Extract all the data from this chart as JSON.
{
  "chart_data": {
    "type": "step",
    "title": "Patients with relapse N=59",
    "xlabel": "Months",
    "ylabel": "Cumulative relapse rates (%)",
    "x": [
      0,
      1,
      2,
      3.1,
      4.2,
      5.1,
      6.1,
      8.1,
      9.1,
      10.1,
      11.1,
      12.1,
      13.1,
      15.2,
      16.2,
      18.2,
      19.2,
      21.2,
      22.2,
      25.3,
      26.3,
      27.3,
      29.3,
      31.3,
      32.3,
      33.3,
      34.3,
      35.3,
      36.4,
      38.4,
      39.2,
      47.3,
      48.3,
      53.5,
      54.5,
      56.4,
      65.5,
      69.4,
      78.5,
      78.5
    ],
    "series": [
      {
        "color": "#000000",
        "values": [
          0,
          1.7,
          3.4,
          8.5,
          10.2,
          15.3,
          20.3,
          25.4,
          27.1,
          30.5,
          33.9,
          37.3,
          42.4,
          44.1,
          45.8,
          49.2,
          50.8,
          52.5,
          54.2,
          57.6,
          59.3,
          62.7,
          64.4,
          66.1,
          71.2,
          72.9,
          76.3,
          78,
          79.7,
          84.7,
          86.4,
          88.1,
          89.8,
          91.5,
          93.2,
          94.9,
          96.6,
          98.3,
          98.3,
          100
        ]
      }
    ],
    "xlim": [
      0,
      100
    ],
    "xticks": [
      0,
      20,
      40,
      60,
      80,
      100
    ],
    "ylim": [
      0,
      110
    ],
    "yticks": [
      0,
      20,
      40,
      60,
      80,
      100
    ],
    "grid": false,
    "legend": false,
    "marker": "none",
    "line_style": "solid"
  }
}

PROBLEM DETAILS => Copy the lines of the entries above that mention "relapse".

SOLUTION =>
    "title": "Patients with relapse N=59",
    "ylabel": "Cumulative relapse rates (%)",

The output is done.